**Problem**. Type out the data exactly as given. Skip any image.

[Dataset excerpts]
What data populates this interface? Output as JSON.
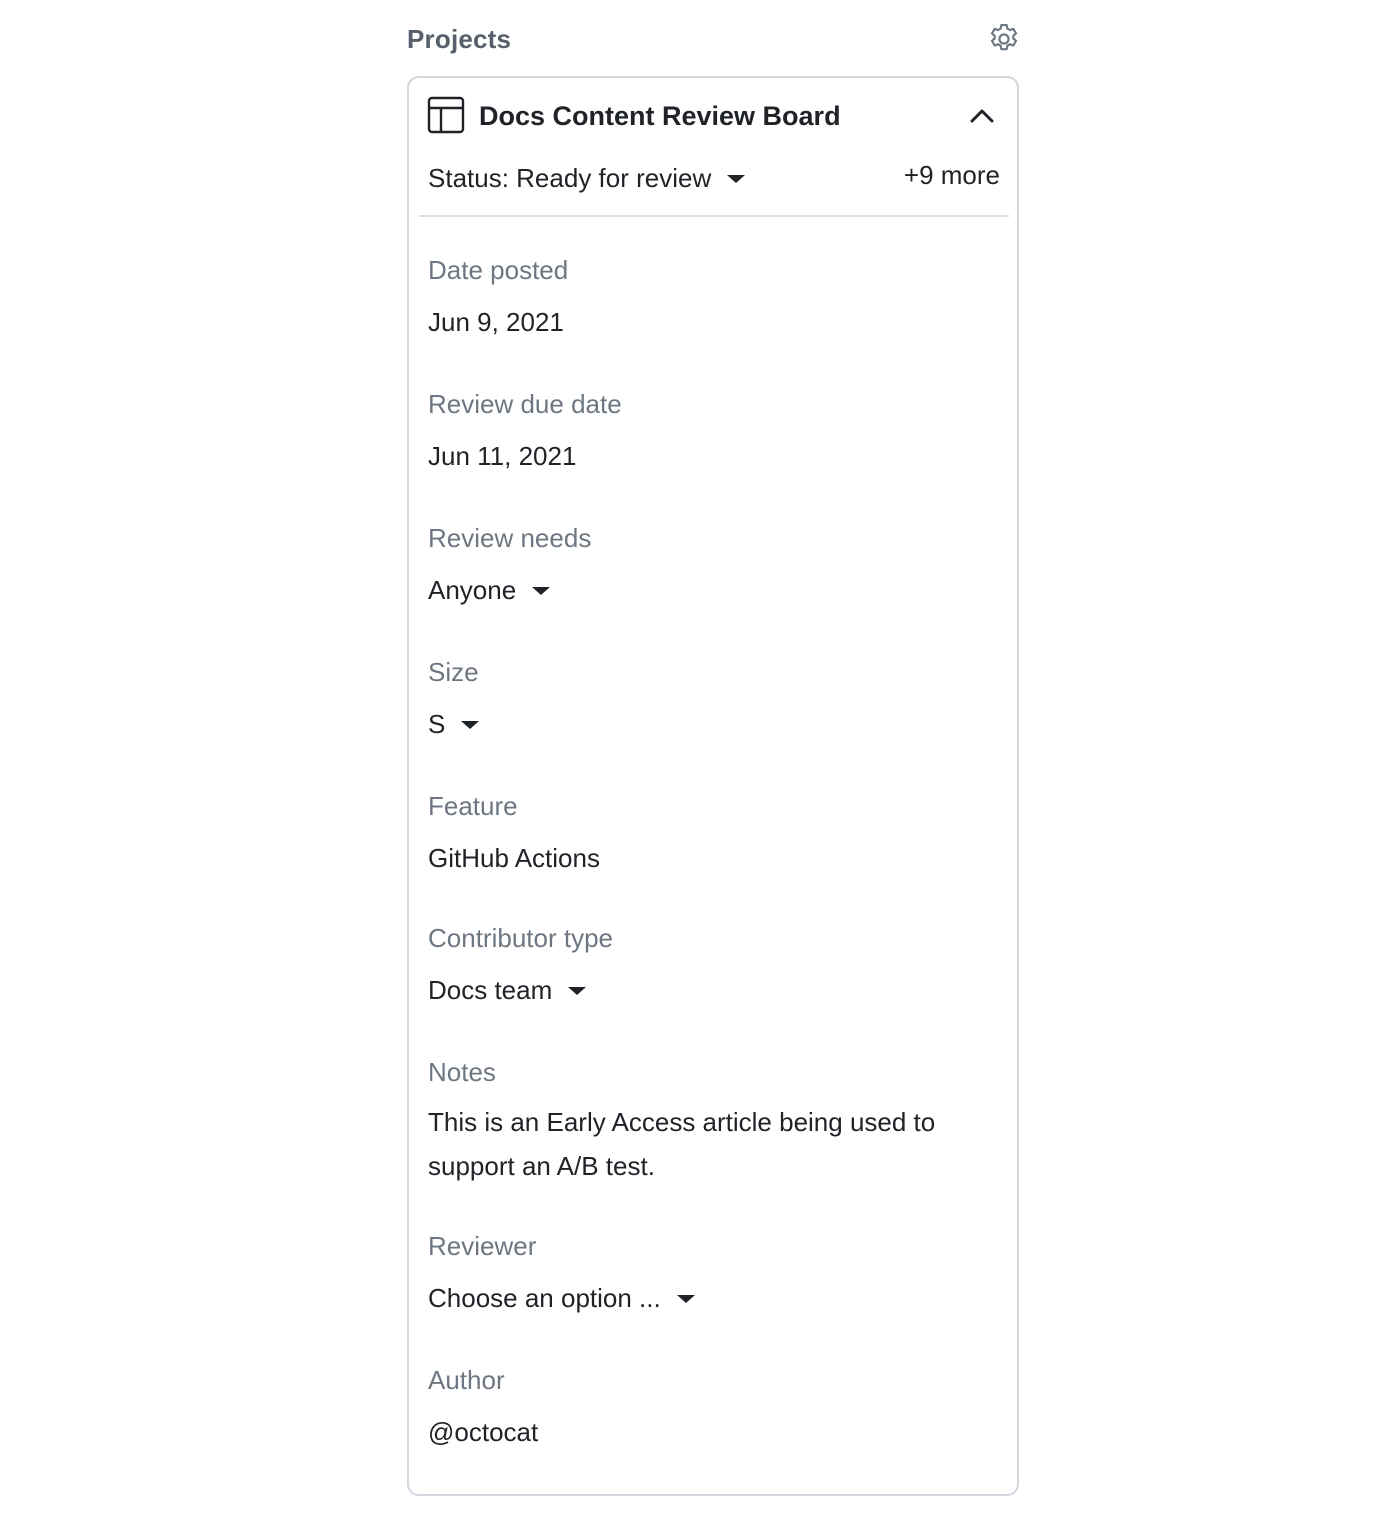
{
  "sidebar": {
    "title": "Projects",
    "settings_icon": "gear-icon"
  },
  "project": {
    "icon": "table-icon",
    "title": "Docs Content Review Board",
    "collapse_icon": "chevron-up-icon",
    "status": "Status: Ready for review",
    "more": "+9 more",
    "fields": {
      "date_posted": {
        "label": "Date posted",
        "value": "Jun 9, 2021"
      },
      "review_due_date": {
        "label": "Review due date",
        "value": "Jun 11, 2021"
      },
      "review_needs": {
        "label": "Review needs",
        "value": "Anyone"
      },
      "size": {
        "label": "Size",
        "value": "S"
      },
      "feature": {
        "label": "Feature",
        "value": "GitHub Actions"
      },
      "contributor_type": {
        "label": "Contributor type",
        "value": "Docs team"
      },
      "notes": {
        "label": "Notes",
        "value": "This is an Early Access article being used to support an A/B test."
      },
      "reviewer": {
        "label": "Reviewer",
        "value": "Choose an option ..."
      },
      "author": {
        "label": "Author",
        "value": "@octocat"
      }
    }
  },
  "colors": {
    "text_primary": "#1f2328",
    "text_muted": "#6e7781",
    "border": "#d0d7de"
  }
}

**Result for this exercise**.
What data populates this interface? Output as JSON.
{
  "sidebar": {
    "title": "Projects",
    "settings_icon": "gear-icon"
  },
  "project": {
    "icon": "table-icon",
    "title": "Docs Content Review Board",
    "collapse_icon": "chevron-up-icon",
    "status": "Status: Ready for review",
    "more": "+9 more",
    "fields": {
      "date_posted": {
        "label": "Date posted",
        "value": "Jun 9, 2021"
      },
      "review_due_date": {
        "label": "Review due date",
        "value": "Jun 11, 2021"
      },
      "review_needs": {
        "label": "Review needs",
        "value": "Anyone"
      },
      "size": {
        "label": "Size",
        "value": "S"
      },
      "feature": {
        "label": "Feature",
        "value": "GitHub Actions"
      },
      "contributor_type": {
        "label": "Contributor type",
        "value": "Docs team"
      },
      "notes": {
        "label": "Notes",
        "value": "This is an Early Access article being used to support an A/B test."
      },
      "reviewer": {
        "label": "Reviewer",
        "value": "Choose an option ..."
      },
      "author": {
        "label": "Author",
        "value": "@octocat"
      }
    }
  },
  "colors": {
    "text_primary": "#1f2328",
    "text_muted": "#6e7781",
    "border": "#d0d7de"
  }
}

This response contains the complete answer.